▸ **Problem details**: Reproduce precisely the lines of the material below from the line containing "What does this" up to and including its last line. Pictures must not be copied.
** start of Available data **
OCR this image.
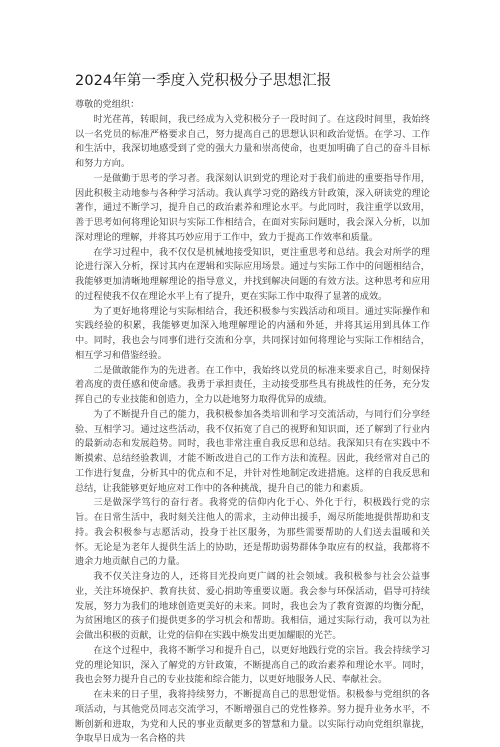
2024年第一季度入党积极分子思想汇报

尊敬的党组织：

时光荏苒，转眼间，我已经成为入党积极分子一段时间了。在这段时间里，我始终以一名党员的标准严格要求自己，努力提高自己的思想认识和政治觉悟。在学习、工作和生活中，我深切地感受到了党的强大力量和崇高使命，也更加明确了自己的奋斗目标和努力方向。

一是做勤于思考的学习者。我深刻认识到党的理论对于我们前进的重要指导作用，因此积极主动地参与各种学习活动。我认真学习党的路线方针政策，深入研读党的理论著作，通过不断学习，提升自己的政治素养和理论水平。与此同时，我注重学以致用，善于思考如何将理论知识与实际工作相结合，在面对实际问题时，我会深入分析，以加深对理论的理解，并将其巧妙应用于工作中，致力于提高工作效率和质量。

在学习过程中，我不仅仅是机械地接受知识，更注重思考和总结。我会对所学的理论进行深入分析，探讨其内在逻辑和实际应用场景。通过与实际工作中的问题相结合，我能够更加清晰地理解理论的指导意义，并找到解决问题的有效方法。这种思考和应用的过程使我不仅在理论水平上有了提升，更在实际工作中取得了显著的成效。

为了更好地将理论与实际相结合，我还积极参与实践活动和项目。通过实际操作和实践经验的积累，我能够更加深入地理解理论的内涵和外延，并将其运用到具体工作中。同时，我也会与同事们进行交流和分享，共同探讨如何将理论与实际工作相结合，相互学习和借鉴经验。

二是做敢能作为的先进者。在工作中，我始终以党员的标准来要求自己，时刻保持着高度的责任感和使命感。我勇于承担责任，主动接受那些具有挑战性的任务，充分发挥自己的专业技能和创造力，全力以赴地努力取得优异的成绩。

为了不断提升自己的能力，我积极参加各类培训和学习交流活动，与同行们分享经验、互相学习。通过这些活动，我不仅拓宽了自己的视野和知识面，还了解到了行业内的最新动态和发展趋势。同时，我也非常注重自我反思和总结。我深知只有在实践中不断摸索、总结经验教训，才能不断改进自己的工作方法和流程。因此，我经常对自己的工作进行复盘，分析其中的优点和不足，并针对性地制定改进措施。这样的自我反思和总结，让我能够更好地应对工作中的各种挑战，提升自己的能力和素质。

三是做深学笃行的奋行者。我将党的信仰内化于心、外化于行，积极践行党的宗旨。在日常生活中，我时刻关注他人的需求，主动伸出援手，竭尽所能地提供帮助和支持。我会积极参与志愿活动，投身于社区服务，为那些需要帮助的人们送去温暖和关怀。无论是为老年人提供生活上的协助，还是帮助弱势群体争取应有的权益，我都将不遗余力地贡献自己的力量。

我不仅关注身边的人，还将目光投向更广阔的社会领域。我积极参与社会公益事业，关注环境保护、教育扶贫、爱心捐助等重要议题。我会参与环保活动，倡导可持续发展，努力为我们的地球创造更美好的未来。同时，我也会为了教育资源的均衡分配，为贫困地区的孩子们提供更多的学习机会和帮助。我相信，通过实际行动，我可以为社会做出积极的贡献，让党的信仰在实践中焕发出更加耀眼的光芒。

在这个过程中，我将不断学习和提升自己，以更好地践行党的宗旨。我会持续学习党的理论知识，深入了解党的方针政策，不断提高自己的政治素养和理论水平。同时，我也会努力提升自己的专业技能和综合能力，以更好地服务人民、奉献社会。

在未来的日子里，我将持续努力，不断提高自己的思想觉悟。积极参与党组织的各项活动，与其他党员同志交流学习，不断增强自己的党性修养。努力提升业务水平，不断创新和进取，为党和人民的事业贡献更多的智慧和力量。以实际行动向党组织靠拢，争取早日成为一名合格的共
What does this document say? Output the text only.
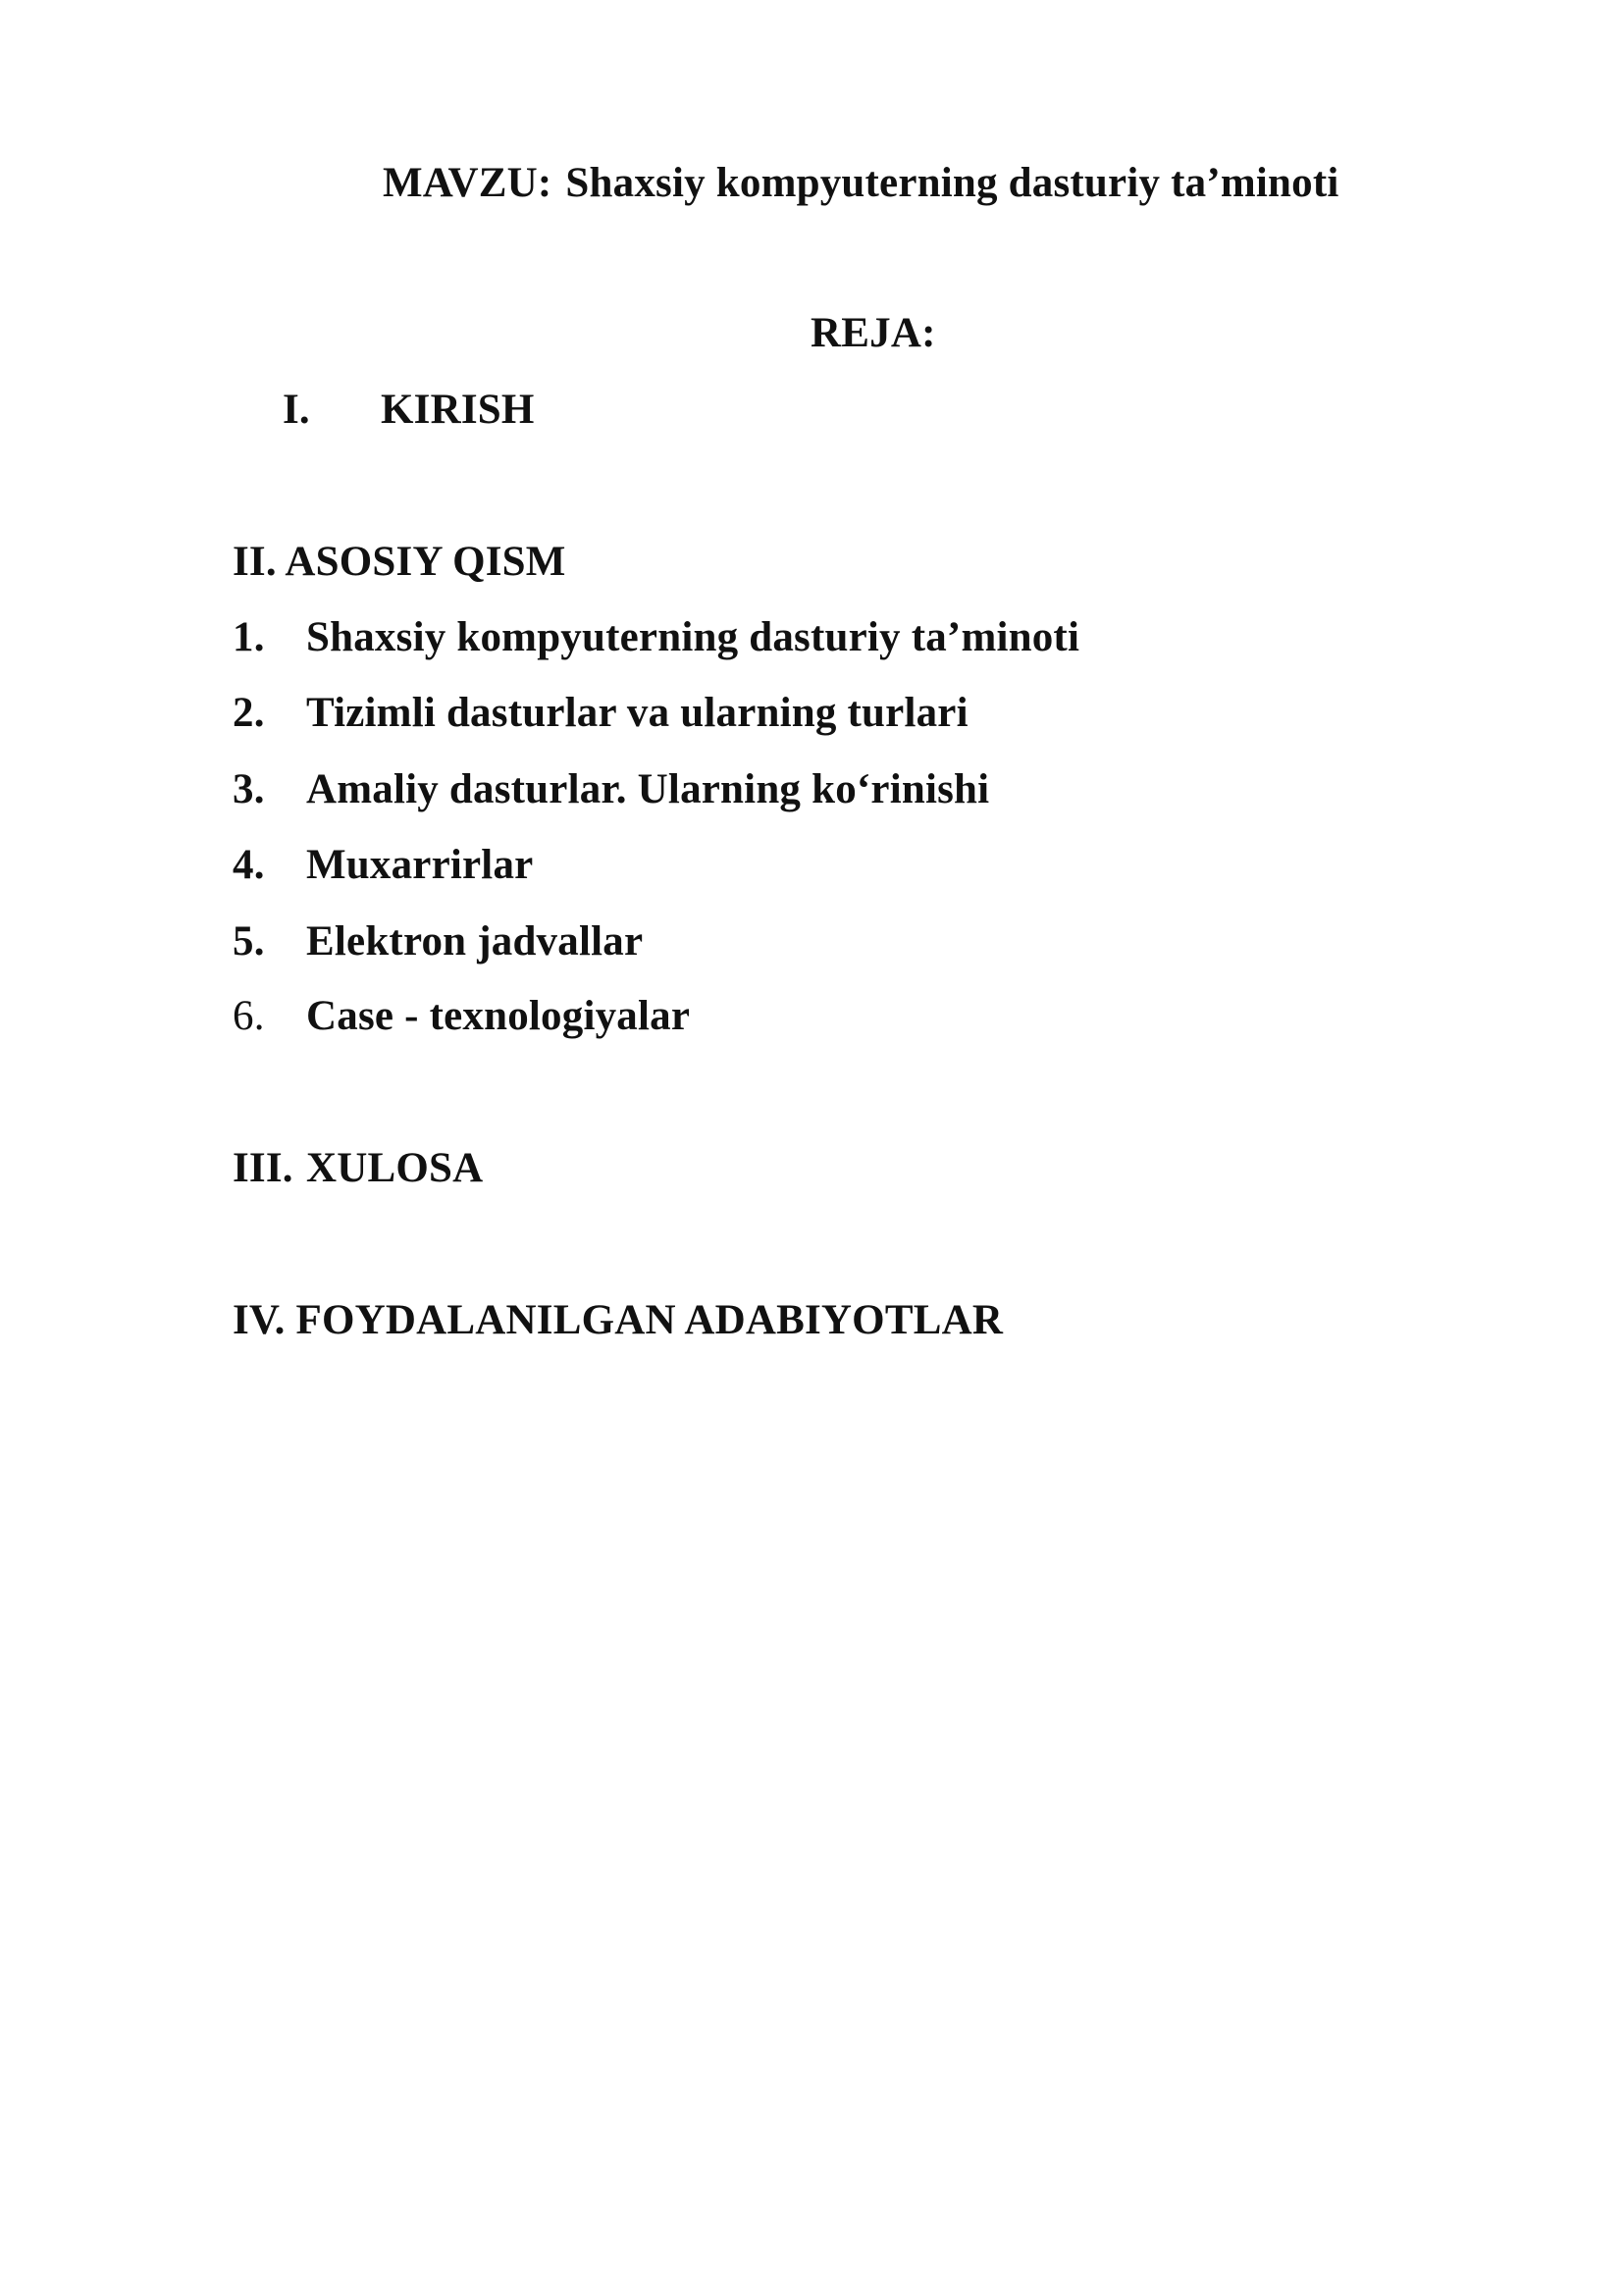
MAVZU: Shaxsiy kompyuterning dasturiy ta’minoti
REJA:
I. KIRISH
II. ASOSIY QISM
1. Shaxsiy kompyuterning dasturiy ta’minoti
2. Tizimli dasturlar va ularning turlari
3. Amaliy dasturlar. Ularning ko‘rinishi
4. Muxarrirlar
5. Elektron jadvallar
6. Case - texnologiyalar
III. XULOSA
IV. FOYDALANILGAN ADABIYOTLAR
** end of Available data **
▸ **Result**:
What does this document say? Output the text only.
MAVZU: Shaxsiy kompyuterning dasturiy ta’minoti
REJA:
I. KIRISH
II. ASOSIY QISM
1. Shaxsiy kompyuterning dasturiy ta’minoti
2. Tizimli dasturlar va ularning turlari
3. Amaliy dasturlar. Ularning ko‘rinishi
4. Muxarrirlar
5. Elektron jadvallar
6. Case - texnologiyalar
III. XULOSA
IV. FOYDALANILGAN ADABIYOTLAR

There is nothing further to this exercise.